*Task requirements*: Identify the lines holding "frac" and copy them.

======== Records provided ========

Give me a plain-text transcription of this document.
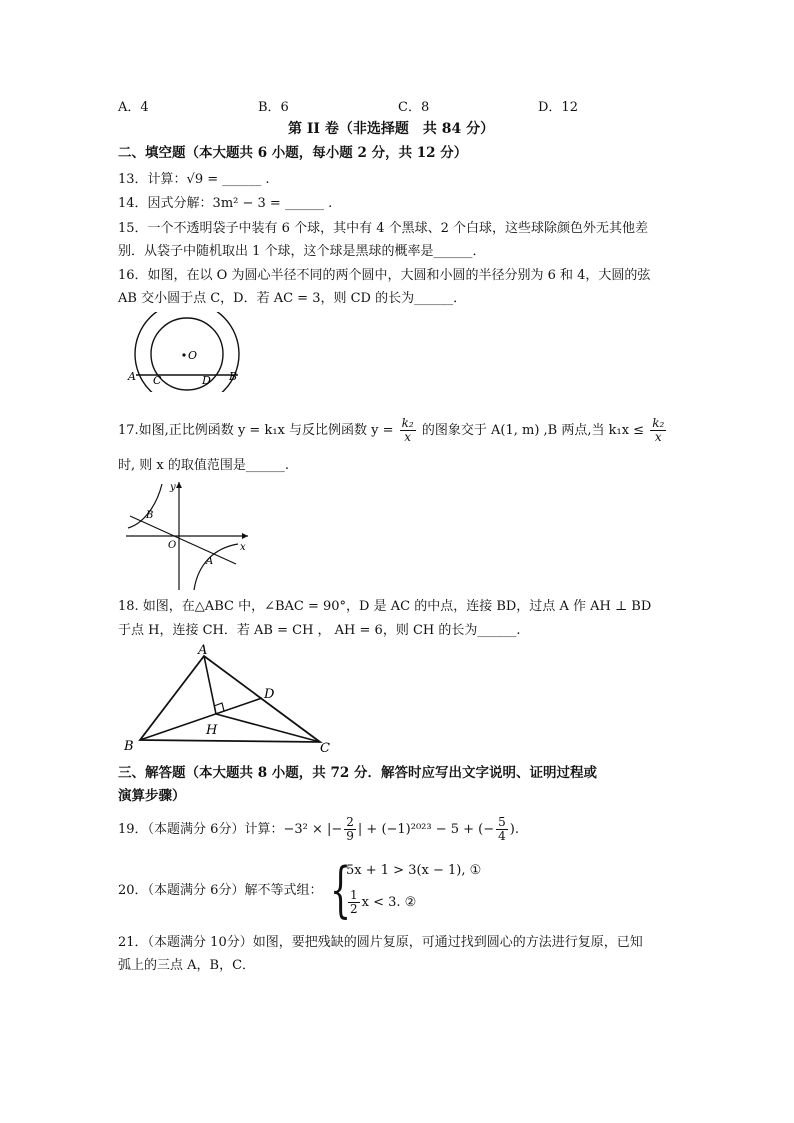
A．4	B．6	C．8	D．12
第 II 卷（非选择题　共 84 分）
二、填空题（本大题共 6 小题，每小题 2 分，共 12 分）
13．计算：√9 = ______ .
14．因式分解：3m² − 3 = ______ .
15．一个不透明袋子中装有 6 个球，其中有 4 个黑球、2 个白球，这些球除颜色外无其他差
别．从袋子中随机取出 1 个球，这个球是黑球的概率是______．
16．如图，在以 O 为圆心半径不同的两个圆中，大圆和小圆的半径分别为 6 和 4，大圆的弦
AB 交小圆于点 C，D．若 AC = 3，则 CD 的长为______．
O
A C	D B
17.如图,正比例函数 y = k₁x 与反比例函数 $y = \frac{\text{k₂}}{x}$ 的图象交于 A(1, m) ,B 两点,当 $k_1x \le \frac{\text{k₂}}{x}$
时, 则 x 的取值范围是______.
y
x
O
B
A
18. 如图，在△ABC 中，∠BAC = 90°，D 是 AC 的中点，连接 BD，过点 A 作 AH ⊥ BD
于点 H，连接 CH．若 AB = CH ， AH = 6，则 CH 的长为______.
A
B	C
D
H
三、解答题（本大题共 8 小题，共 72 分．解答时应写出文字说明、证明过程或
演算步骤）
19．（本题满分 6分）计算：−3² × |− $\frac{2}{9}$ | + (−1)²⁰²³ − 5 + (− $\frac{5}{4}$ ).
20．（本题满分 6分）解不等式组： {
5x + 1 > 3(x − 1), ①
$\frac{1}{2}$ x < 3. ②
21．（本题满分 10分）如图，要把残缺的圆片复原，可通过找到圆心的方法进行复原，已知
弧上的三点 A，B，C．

========
======== Records provided ========

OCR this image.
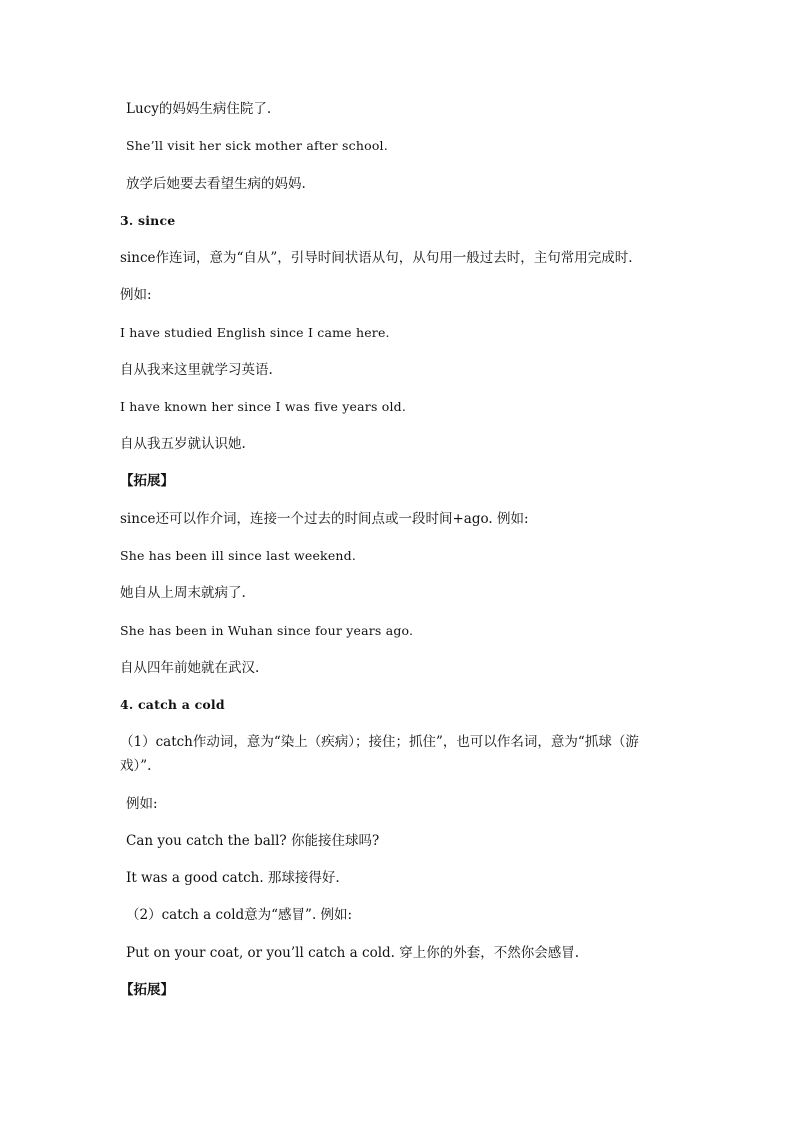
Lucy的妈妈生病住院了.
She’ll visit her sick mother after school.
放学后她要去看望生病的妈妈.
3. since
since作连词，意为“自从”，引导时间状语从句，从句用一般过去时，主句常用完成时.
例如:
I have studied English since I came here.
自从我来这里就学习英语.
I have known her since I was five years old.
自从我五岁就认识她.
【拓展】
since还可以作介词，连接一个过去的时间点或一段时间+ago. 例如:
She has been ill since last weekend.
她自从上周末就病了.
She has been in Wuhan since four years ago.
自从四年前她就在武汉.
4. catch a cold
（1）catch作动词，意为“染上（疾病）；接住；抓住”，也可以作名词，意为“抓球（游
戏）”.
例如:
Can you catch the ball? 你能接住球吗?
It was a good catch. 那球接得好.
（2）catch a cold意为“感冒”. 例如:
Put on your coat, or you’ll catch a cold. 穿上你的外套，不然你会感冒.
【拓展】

========

*Reply to the task*:
17.如图,正比例函数 y = k₁x 与反比例函数 $y = \frac{\text{k₂}}{x}$ 的图象交于 A(1, m) ,B 两点,当 $k_1x \le \frac{\text{k₂}}{x}$
19．（本题满分 6分）计算：−3² × |− $\frac{2}{9}$ | + (−1)²⁰²³ − 5 + (− $\frac{5}{4}$ ).
$\frac{1}{2}$ x < 3. ②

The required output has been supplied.